▶ **PROMPT**
Repeat the listing in full, preserving every character.

=== SUPPLIED RECORDS ===

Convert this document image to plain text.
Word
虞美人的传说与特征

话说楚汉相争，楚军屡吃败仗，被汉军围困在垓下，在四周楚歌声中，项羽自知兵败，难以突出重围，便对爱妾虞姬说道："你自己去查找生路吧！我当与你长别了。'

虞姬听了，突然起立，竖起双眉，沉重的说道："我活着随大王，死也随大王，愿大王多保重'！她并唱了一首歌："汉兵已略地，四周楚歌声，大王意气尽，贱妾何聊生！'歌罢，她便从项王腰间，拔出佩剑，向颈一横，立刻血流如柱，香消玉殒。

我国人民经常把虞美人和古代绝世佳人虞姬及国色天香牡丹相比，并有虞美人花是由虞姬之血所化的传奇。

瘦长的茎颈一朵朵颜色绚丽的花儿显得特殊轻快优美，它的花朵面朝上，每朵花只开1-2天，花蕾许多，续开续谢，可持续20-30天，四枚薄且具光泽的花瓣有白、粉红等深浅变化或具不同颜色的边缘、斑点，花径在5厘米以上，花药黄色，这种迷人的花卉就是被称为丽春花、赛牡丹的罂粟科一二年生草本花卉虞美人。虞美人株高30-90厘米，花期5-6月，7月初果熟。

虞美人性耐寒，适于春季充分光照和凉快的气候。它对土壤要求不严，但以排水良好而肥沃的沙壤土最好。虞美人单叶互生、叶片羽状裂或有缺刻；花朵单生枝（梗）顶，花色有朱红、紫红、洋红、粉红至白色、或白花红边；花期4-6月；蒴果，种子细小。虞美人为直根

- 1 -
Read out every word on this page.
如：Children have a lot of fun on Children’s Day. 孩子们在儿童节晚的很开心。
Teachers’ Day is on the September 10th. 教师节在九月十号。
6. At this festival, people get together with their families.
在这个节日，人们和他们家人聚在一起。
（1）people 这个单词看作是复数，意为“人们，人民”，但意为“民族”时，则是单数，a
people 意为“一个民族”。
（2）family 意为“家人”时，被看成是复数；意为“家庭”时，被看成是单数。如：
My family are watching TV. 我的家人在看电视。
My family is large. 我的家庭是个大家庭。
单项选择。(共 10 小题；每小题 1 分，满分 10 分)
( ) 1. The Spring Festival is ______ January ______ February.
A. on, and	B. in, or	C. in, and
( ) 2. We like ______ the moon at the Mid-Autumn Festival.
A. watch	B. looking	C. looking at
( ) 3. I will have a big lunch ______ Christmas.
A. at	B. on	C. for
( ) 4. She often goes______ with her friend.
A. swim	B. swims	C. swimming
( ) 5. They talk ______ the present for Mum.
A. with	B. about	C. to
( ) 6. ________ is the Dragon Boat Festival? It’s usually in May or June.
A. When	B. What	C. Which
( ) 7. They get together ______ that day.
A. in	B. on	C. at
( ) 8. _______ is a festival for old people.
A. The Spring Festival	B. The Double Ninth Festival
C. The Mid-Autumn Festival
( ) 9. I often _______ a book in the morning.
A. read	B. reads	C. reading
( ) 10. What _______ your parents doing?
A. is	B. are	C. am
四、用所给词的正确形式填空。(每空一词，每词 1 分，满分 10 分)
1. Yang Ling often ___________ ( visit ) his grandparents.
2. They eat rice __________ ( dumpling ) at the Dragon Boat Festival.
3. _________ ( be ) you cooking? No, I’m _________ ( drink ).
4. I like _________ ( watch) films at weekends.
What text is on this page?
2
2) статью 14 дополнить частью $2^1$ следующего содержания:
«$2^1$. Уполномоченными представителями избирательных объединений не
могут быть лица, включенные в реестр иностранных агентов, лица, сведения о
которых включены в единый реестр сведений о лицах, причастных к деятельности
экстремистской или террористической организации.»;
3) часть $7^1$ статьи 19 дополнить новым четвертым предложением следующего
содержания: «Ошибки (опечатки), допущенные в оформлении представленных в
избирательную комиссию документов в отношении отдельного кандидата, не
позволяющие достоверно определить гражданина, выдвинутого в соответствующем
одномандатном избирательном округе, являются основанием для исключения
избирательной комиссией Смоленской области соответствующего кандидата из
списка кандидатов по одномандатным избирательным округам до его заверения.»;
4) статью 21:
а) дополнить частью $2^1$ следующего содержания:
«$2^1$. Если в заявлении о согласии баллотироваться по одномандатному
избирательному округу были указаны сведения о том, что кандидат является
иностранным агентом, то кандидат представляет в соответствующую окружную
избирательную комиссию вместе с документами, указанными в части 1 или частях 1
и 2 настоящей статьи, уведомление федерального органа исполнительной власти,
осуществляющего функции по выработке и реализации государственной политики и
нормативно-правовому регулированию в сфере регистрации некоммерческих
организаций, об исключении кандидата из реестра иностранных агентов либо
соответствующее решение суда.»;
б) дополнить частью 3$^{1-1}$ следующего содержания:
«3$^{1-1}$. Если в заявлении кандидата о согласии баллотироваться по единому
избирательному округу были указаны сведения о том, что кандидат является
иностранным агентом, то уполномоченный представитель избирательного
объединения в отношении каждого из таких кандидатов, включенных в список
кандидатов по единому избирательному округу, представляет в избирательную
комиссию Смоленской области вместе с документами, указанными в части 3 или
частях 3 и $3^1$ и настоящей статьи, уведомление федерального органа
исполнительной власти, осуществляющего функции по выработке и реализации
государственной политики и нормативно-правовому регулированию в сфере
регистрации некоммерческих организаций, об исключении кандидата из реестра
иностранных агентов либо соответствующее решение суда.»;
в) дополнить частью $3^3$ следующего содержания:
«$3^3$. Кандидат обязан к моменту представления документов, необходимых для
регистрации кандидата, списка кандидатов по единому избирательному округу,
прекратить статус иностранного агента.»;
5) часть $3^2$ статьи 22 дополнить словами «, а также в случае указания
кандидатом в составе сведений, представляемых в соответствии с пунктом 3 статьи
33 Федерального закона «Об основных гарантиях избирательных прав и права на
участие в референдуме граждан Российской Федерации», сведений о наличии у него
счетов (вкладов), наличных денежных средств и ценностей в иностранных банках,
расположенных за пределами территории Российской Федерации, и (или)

===

▶ **THE SOLUTION**
Convert this document image to plain text.
Word
虞美人的传说与特征

话说楚汉相争，楚军屡吃败仗，被汉军围困在垓下，在四周楚歌声中，项羽自知兵败，难以突出重围，便对爱妾虞姬说道："你自己去查找生路吧！我当与你长别了。'

虞姬听了，突然起立，竖起双眉，沉重的说道："我活着随大王，死也随大王，愿大王多保重'！她并唱了一首歌："汉兵已略地，四周楚歌声，大王意气尽，贱妾何聊生！'歌罢，她便从项王腰间，拔出佩剑，向颈一横，立刻血流如柱，香消玉殒。

我国人民经常把虞美人和古代绝世佳人虞姬及国色天香牡丹相比，并有虞美人花是由虞姬之血所化的传奇。

瘦长的茎颈一朵朵颜色绚丽的花儿显得特殊轻快优美，它的花朵面朝上，每朵花只开1-2天，花蕾许多，续开续谢，可持续20-30天，四枚薄且具光泽的花瓣有白、粉红等深浅变化或具不同颜色的边缘、斑点，花径在5厘米以上，花药黄色，这种迷人的花卉就是被称为丽春花、赛牡丹的罂粟科一二年生草本花卉虞美人。虞美人株高30-90厘米，花期5-6月，7月初果熟。

虞美人性耐寒，适于春季充分光照和凉快的气候。它对土壤要求不严，但以排水良好而肥沃的沙壤土最好。虞美人单叶互生、叶片羽状裂或有缺刻；花朵单生枝（梗）顶，花色有朱红、紫红、洋红、粉红至白色、或白花红边；花期4-6月；蒴果，种子细小。虞美人为直根

- 1 -
Read out every word on this page.
如：Children have a lot of fun on Children’s Day. 孩子们在儿童节晚的很开心。
Teachers’ Day is on the September 10th. 教师节在九月十号。
6. At this festival, people get together with their families.
在这个节日，人们和他们家人聚在一起。
（1）people 这个单词看作是复数，意为“人们，人民”，但意为“民族”时，则是单数，a
people 意为“一个民族”。
（2）family 意为“家人”时，被看成是复数；意为“家庭”时，被看成是单数。如：
My family are watching TV. 我的家人在看电视。
My family is large. 我的家庭是个大家庭。
单项选择。(共 10 小题；每小题 1 分，满分 10 分)
( ) 1. The Spring Festival is ______ January ______ February.
A. on, and	B. in, or	C. in, and
( ) 2. We like ______ the moon at the Mid-Autumn Festival.
A. watch	B. looking	C. looking at
( ) 3. I will have a big lunch ______ Christmas.
A. at	B. on	C. for
( ) 4. She often goes______ with her friend.
A. swim	B. swims	C. swimming
( ) 5. They talk ______ the present for Mum.
A. with	B. about	C. to
( ) 6. ________ is the Dragon Boat Festival? It’s usually in May or June.
A. When	B. What	C. Which
( ) 7. They get together ______ that day.
A. in	B. on	C. at
( ) 8. _______ is a festival for old people.
A. The Spring Festival	B. The Double Ninth Festival
C. The Mid-Autumn Festival
( ) 9. I often _______ a book in the morning.
A. read	B. reads	C. reading
( ) 10. What _______ your parents doing?
A. is	B. are	C. am
四、用所给词的正确形式填空。(每空一词，每词 1 分，满分 10 分)
1. Yang Ling often ___________ ( visit ) his grandparents.
2. They eat rice __________ ( dumpling ) at the Dragon Boat Festival.
3. _________ ( be ) you cooking? No, I’m _________ ( drink ).
4. I like _________ ( watch) films at weekends.
What text is on this page?
2
2) статью 14 дополнить частью $2^1$ следующего содержания:
«$2^1$. Уполномоченными представителями избирательных объединений не
могут быть лица, включенные в реестр иностранных агентов, лица, сведения о
которых включены в единый реестр сведений о лицах, причастных к деятельности
экстремистской или террористической организации.»;
3) часть $7^1$ статьи 19 дополнить новым четвертым предложением следующего
содержания: «Ошибки (опечатки), допущенные в оформлении представленных в
избирательную комиссию документов в отношении отдельного кандидата, не
позволяющие достоверно определить гражданина, выдвинутого в соответствующем
одномандатном избирательном округе, являются основанием для исключения
избирательной комиссией Смоленской области соответствующего кандидата из
списка кандидатов по одномандатным избирательным округам до его заверения.»;
4) статью 21:
а) дополнить частью $2^1$ следующего содержания:
«$2^1$. Если в заявлении о согласии баллотироваться по одномандатному
избирательному округу были указаны сведения о том, что кандидат является
иностранным агентом, то кандидат представляет в соответствующую окружную
избирательную комиссию вместе с документами, указанными в части 1 или частях 1
и 2 настоящей статьи, уведомление федерального органа исполнительной власти,
осуществляющего функции по выработке и реализации государственной политики и
нормативно-правовому регулированию в сфере регистрации некоммерческих
организаций, об исключении кандидата из реестра иностранных агентов либо
соответствующее решение суда.»;
б) дополнить частью 3$^{1-1}$ следующего содержания:
«3$^{1-1}$. Если в заявлении кандидата о согласии баллотироваться по единому
избирательному округу были указаны сведения о том, что кандидат является
иностранным агентом, то уполномоченный представитель избирательного
объединения в отношении каждого из таких кандидатов, включенных в список
кандидатов по единому избирательному округу, представляет в избирательную
комиссию Смоленской области вместе с документами, указанными в части 3 или
частях 3 и $3^1$ и настоящей статьи, уведомление федерального органа
исполнительной власти, осуществляющего функции по выработке и реализации
государственной политики и нормативно-правовому регулированию в сфере
регистрации некоммерческих организаций, об исключении кандидата из реестра
иностранных агентов либо соответствующее решение суда.»;
в) дополнить частью $3^3$ следующего содержания:
«$3^3$. Кандидат обязан к моменту представления документов, необходимых для
регистрации кандидата, списка кандидатов по единому избирательному округу,
прекратить статус иностранного агента.»;
5) часть $3^2$ статьи 22 дополнить словами «, а также в случае указания
кандидатом в составе сведений, представляемых в соответствии с пунктом 3 статьи
33 Федерального закона «Об основных гарантиях избирательных прав и права на
участие в референдуме граждан Российской Федерации», сведений о наличии у него
счетов (вкладов), наличных денежных средств и ценностей в иностранных банках,
расположенных за пределами территории Российской Федерации, и (или)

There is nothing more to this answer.